- _Task material_:

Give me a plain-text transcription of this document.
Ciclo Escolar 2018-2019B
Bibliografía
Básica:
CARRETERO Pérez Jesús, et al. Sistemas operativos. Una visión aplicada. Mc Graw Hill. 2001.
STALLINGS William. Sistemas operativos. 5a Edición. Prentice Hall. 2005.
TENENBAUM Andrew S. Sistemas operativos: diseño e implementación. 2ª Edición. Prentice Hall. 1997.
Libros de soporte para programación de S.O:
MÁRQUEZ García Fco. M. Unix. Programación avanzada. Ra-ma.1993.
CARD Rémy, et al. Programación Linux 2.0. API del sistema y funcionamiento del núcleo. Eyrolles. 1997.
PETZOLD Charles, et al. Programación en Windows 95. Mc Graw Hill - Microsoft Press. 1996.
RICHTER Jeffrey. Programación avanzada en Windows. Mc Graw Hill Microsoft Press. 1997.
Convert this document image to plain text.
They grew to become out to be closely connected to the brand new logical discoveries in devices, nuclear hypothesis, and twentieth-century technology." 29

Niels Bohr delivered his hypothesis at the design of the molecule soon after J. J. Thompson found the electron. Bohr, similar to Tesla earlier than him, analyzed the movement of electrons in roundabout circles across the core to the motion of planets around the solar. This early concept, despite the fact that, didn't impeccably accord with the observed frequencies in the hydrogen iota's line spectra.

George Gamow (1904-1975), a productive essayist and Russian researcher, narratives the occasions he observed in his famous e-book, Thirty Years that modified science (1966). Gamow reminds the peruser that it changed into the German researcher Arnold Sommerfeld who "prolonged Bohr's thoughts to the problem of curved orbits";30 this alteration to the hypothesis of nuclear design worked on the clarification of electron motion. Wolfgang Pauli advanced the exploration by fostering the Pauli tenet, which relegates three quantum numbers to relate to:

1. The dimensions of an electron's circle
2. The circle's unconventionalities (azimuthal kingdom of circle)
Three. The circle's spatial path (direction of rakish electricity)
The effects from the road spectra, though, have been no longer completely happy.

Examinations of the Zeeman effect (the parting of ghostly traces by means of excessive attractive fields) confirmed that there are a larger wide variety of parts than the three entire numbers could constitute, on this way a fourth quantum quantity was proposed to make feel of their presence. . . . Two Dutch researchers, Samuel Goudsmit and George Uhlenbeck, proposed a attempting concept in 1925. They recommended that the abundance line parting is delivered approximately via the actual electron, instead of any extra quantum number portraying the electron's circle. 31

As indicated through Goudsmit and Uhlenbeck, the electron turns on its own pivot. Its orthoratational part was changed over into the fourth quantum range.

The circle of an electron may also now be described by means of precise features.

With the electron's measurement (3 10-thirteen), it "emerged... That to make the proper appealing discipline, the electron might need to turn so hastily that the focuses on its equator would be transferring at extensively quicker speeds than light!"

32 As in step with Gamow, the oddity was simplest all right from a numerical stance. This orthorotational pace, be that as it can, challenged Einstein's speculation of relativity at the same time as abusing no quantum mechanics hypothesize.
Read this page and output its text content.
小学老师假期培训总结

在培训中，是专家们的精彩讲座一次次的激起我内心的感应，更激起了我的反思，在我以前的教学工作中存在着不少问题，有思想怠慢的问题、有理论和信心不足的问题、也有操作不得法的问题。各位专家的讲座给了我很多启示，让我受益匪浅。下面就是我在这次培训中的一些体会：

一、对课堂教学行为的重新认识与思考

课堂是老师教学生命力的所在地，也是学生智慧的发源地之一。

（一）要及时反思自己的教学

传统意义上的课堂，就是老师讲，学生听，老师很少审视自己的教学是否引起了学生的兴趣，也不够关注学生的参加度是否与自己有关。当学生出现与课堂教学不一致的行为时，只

- _What the task asks_: Copy out the full listing exactly.

- _Exercise output_:
Give me a plain-text transcription of this document.
Ciclo Escolar 2018-2019B
Bibliografía
Básica:
CARRETERO Pérez Jesús, et al. Sistemas operativos. Una visión aplicada. Mc Graw Hill. 2001.
STALLINGS William. Sistemas operativos. 5a Edición. Prentice Hall. 2005.
TENENBAUM Andrew S. Sistemas operativos: diseño e implementación. 2ª Edición. Prentice Hall. 1997.
Libros de soporte para programación de S.O:
MÁRQUEZ García Fco. M. Unix. Programación avanzada. Ra-ma.1993.
CARD Rémy, et al. Programación Linux 2.0. API del sistema y funcionamiento del núcleo. Eyrolles. 1997.
PETZOLD Charles, et al. Programación en Windows 95. Mc Graw Hill - Microsoft Press. 1996.
RICHTER Jeffrey. Programación avanzada en Windows. Mc Graw Hill Microsoft Press. 1997.
Convert this document image to plain text.
They grew to become out to be closely connected to the brand new logical discoveries in devices, nuclear hypothesis, and twentieth-century technology." 29

Niels Bohr delivered his hypothesis at the design of the molecule soon after J. J. Thompson found the electron. Bohr, similar to Tesla earlier than him, analyzed the movement of electrons in roundabout circles across the core to the motion of planets around the solar. This early concept, despite the fact that, didn't impeccably accord with the observed frequencies in the hydrogen iota's line spectra.

George Gamow (1904-1975), a productive essayist and Russian researcher, narratives the occasions he observed in his famous e-book, Thirty Years that modified science (1966). Gamow reminds the peruser that it changed into the German researcher Arnold Sommerfeld who "prolonged Bohr's thoughts to the problem of curved orbits";30 this alteration to the hypothesis of nuclear design worked on the clarification of electron motion. Wolfgang Pauli advanced the exploration by fostering the Pauli tenet, which relegates three quantum numbers to relate to:

1. The dimensions of an electron's circle
2. The circle's unconventionalities (azimuthal kingdom of circle)
Three. The circle's spatial path (direction of rakish electricity)
The effects from the road spectra, though, have been no longer completely happy.

Examinations of the Zeeman effect (the parting of ghostly traces by means of excessive attractive fields) confirmed that there are a larger wide variety of parts than the three entire numbers could constitute, on this way a fourth quantum quantity was proposed to make feel of their presence. . . . Two Dutch researchers, Samuel Goudsmit and George Uhlenbeck, proposed a attempting concept in 1925. They recommended that the abundance line parting is delivered approximately via the actual electron, instead of any extra quantum number portraying the electron's circle. 31

As indicated through Goudsmit and Uhlenbeck, the electron turns on its own pivot. Its orthoratational part was changed over into the fourth quantum range.

The circle of an electron may also now be described by means of precise features.

With the electron's measurement (3 10-thirteen), it "emerged... That to make the proper appealing discipline, the electron might need to turn so hastily that the focuses on its equator would be transferring at extensively quicker speeds than light!"

32 As in step with Gamow, the oddity was simplest all right from a numerical stance. This orthorotational pace, be that as it can, challenged Einstein's speculation of relativity at the same time as abusing no quantum mechanics hypothesize.
Read this page and output its text content.
小学老师假期培训总结

在培训中，是专家们的精彩讲座一次次的激起我内心的感应，更激起了我的反思，在我以前的教学工作中存在着不少问题，有思想怠慢的问题、有理论和信心不足的问题、也有操作不得法的问题。各位专家的讲座给了我很多启示，让我受益匪浅。下面就是我在这次培训中的一些体会：

一、对课堂教学行为的重新认识与思考

课堂是老师教学生命力的所在地，也是学生智慧的发源地之一。

（一）要及时反思自己的教学

传统意义上的课堂，就是老师讲，学生听，老师很少审视自己的教学是否引起了学生的兴趣，也不够关注学生的参加度是否与自己有关。当学生出现与课堂教学不一致的行为时，只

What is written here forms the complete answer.